◆ **Given exercise**: Transcribe the material below exactly as it appears.
— START Given information —
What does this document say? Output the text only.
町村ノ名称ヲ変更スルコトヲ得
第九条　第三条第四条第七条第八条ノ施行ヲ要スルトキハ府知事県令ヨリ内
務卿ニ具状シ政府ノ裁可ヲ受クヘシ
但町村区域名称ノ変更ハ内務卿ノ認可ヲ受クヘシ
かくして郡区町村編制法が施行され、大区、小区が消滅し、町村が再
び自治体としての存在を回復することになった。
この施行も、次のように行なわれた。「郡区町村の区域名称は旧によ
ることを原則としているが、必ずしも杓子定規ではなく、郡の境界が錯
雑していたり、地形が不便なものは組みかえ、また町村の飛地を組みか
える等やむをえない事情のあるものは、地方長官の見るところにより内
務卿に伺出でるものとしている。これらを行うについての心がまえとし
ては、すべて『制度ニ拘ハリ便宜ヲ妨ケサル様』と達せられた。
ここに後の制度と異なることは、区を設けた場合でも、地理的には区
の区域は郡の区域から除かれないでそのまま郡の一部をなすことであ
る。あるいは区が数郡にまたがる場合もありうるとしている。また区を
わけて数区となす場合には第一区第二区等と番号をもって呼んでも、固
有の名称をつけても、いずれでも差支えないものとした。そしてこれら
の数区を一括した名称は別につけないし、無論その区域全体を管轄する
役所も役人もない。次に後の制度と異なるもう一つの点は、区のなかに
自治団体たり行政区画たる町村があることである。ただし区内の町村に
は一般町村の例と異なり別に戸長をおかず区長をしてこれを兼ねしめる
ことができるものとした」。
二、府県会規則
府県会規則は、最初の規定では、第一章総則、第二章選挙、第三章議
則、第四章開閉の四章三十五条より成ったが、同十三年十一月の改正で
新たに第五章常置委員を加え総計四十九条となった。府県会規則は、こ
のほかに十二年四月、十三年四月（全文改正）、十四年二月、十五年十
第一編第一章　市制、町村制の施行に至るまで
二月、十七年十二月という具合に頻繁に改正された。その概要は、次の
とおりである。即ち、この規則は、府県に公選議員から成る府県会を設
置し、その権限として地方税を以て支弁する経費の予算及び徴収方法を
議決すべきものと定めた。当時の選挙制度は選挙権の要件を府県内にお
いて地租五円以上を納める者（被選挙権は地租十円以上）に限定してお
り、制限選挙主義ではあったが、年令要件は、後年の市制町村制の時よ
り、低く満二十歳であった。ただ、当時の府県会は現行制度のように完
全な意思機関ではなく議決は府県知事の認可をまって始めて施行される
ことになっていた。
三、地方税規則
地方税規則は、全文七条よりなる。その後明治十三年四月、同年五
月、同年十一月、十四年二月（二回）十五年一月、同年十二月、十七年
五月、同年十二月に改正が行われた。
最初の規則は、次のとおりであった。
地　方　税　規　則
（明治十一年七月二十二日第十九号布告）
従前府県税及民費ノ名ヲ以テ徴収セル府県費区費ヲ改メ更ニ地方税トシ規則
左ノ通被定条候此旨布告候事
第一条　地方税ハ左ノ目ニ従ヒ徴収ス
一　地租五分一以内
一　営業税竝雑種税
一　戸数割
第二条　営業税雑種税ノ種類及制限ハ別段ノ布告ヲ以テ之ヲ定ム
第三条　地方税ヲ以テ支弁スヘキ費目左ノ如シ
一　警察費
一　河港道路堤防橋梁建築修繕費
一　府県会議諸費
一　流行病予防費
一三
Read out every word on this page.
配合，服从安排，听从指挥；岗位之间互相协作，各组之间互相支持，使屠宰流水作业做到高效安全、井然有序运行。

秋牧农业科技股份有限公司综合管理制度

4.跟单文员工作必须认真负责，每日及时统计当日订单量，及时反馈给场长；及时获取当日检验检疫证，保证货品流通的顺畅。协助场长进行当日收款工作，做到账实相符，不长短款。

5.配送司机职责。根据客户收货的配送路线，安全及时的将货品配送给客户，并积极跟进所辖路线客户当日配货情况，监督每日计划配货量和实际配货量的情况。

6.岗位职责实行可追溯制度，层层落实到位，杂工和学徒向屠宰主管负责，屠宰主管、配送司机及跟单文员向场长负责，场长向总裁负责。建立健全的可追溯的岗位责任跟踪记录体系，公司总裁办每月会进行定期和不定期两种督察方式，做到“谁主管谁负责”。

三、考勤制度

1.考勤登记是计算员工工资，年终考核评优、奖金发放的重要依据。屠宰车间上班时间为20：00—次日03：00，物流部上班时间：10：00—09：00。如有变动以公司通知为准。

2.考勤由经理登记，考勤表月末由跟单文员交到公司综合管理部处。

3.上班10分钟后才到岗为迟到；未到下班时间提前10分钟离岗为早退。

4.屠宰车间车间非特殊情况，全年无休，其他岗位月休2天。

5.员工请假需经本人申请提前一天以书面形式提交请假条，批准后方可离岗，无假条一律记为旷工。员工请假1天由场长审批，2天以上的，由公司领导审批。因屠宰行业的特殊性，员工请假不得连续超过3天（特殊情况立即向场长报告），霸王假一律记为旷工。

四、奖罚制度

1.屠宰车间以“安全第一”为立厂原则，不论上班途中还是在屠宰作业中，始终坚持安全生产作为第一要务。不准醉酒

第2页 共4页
— END Given information —
◆ **Written reply**:
What does this document say? Output the text only.
町村ノ名称ヲ変更スルコトヲ得
第九条　第三条第四条第七条第八条ノ施行ヲ要スルトキハ府知事県令ヨリ内
務卿ニ具状シ政府ノ裁可ヲ受クヘシ
但町村区域名称ノ変更ハ内務卿ノ認可ヲ受クヘシ
かくして郡区町村編制法が施行され、大区、小区が消滅し、町村が再
び自治体としての存在を回復することになった。
この施行も、次のように行なわれた。「郡区町村の区域名称は旧によ
ることを原則としているが、必ずしも杓子定規ではなく、郡の境界が錯
雑していたり、地形が不便なものは組みかえ、また町村の飛地を組みか
える等やむをえない事情のあるものは、地方長官の見るところにより内
務卿に伺出でるものとしている。これらを行うについての心がまえとし
ては、すべて『制度ニ拘ハリ便宜ヲ妨ケサル様』と達せられた。
ここに後の制度と異なることは、区を設けた場合でも、地理的には区
の区域は郡の区域から除かれないでそのまま郡の一部をなすことであ
る。あるいは区が数郡にまたがる場合もありうるとしている。また区を
わけて数区となす場合には第一区第二区等と番号をもって呼んでも、固
有の名称をつけても、いずれでも差支えないものとした。そしてこれら
の数区を一括した名称は別につけないし、無論その区域全体を管轄する
役所も役人もない。次に後の制度と異なるもう一つの点は、区のなかに
自治団体たり行政区画たる町村があることである。ただし区内の町村に
は一般町村の例と異なり別に戸長をおかず区長をしてこれを兼ねしめる
ことができるものとした」。
二、府県会規則
府県会規則は、最初の規定では、第一章総則、第二章選挙、第三章議
則、第四章開閉の四章三十五条より成ったが、同十三年十一月の改正で
新たに第五章常置委員を加え総計四十九条となった。府県会規則は、こ
のほかに十二年四月、十三年四月（全文改正）、十四年二月、十五年十
第一編第一章　市制、町村制の施行に至るまで
二月、十七年十二月という具合に頻繁に改正された。その概要は、次の
とおりである。即ち、この規則は、府県に公選議員から成る府県会を設
置し、その権限として地方税を以て支弁する経費の予算及び徴収方法を
議決すべきものと定めた。当時の選挙制度は選挙権の要件を府県内にお
いて地租五円以上を納める者（被選挙権は地租十円以上）に限定してお
り、制限選挙主義ではあったが、年令要件は、後年の市制町村制の時よ
り、低く満二十歳であった。ただ、当時の府県会は現行制度のように完
全な意思機関ではなく議決は府県知事の認可をまって始めて施行される
ことになっていた。
三、地方税規則
地方税規則は、全文七条よりなる。その後明治十三年四月、同年五
月、同年十一月、十四年二月（二回）十五年一月、同年十二月、十七年
五月、同年十二月に改正が行われた。
最初の規則は、次のとおりであった。
地　方　税　規　則
（明治十一年七月二十二日第十九号布告）
従前府県税及民費ノ名ヲ以テ徴収セル府県費区費ヲ改メ更ニ地方税トシ規則
左ノ通被定条候此旨布告候事
第一条　地方税ハ左ノ目ニ従ヒ徴収ス
一　地租五分一以内
一　営業税竝雑種税
一　戸数割
第二条　営業税雑種税ノ種類及制限ハ別段ノ布告ヲ以テ之ヲ定ム
第三条　地方税ヲ以テ支弁スヘキ費目左ノ如シ
一　警察費
一　河港道路堤防橋梁建築修繕費
一　府県会議諸費
一　流行病予防費
一三
Read out every word on this page.
配合，服从安排，听从指挥；岗位之间互相协作，各组之间互相支持，使屠宰流水作业做到高效安全、井然有序运行。

秋牧农业科技股份有限公司综合管理制度

4.跟单文员工作必须认真负责，每日及时统计当日订单量，及时反馈给场长；及时获取当日检验检疫证，保证货品流通的顺畅。协助场长进行当日收款工作，做到账实相符，不长短款。

5.配送司机职责。根据客户收货的配送路线，安全及时的将货品配送给客户，并积极跟进所辖路线客户当日配货情况，监督每日计划配货量和实际配货量的情况。

6.岗位职责实行可追溯制度，层层落实到位，杂工和学徒向屠宰主管负责，屠宰主管、配送司机及跟单文员向场长负责，场长向总裁负责。建立健全的可追溯的岗位责任跟踪记录体系，公司总裁办每月会进行定期和不定期两种督察方式，做到“谁主管谁负责”。

三、考勤制度

1.考勤登记是计算员工工资，年终考核评优、奖金发放的重要依据。屠宰车间上班时间为20：00—次日03：00，物流部上班时间：10：00—09：00。如有变动以公司通知为准。

2.考勤由经理登记，考勤表月末由跟单文员交到公司综合管理部处。

3.上班10分钟后才到岗为迟到；未到下班时间提前10分钟离岗为早退。

4.屠宰车间车间非特殊情况，全年无休，其他岗位月休2天。

5.员工请假需经本人申请提前一天以书面形式提交请假条，批准后方可离岗，无假条一律记为旷工。员工请假1天由场长审批，2天以上的，由公司领导审批。因屠宰行业的特殊性，员工请假不得连续超过3天（特殊情况立即向场长报告），霸王假一律记为旷工。

四、奖罚制度

1.屠宰车间以“安全第一”为立厂原则，不论上班途中还是在屠宰作业中，始终坚持安全生产作为第一要务。不准醉酒

第2页 共4页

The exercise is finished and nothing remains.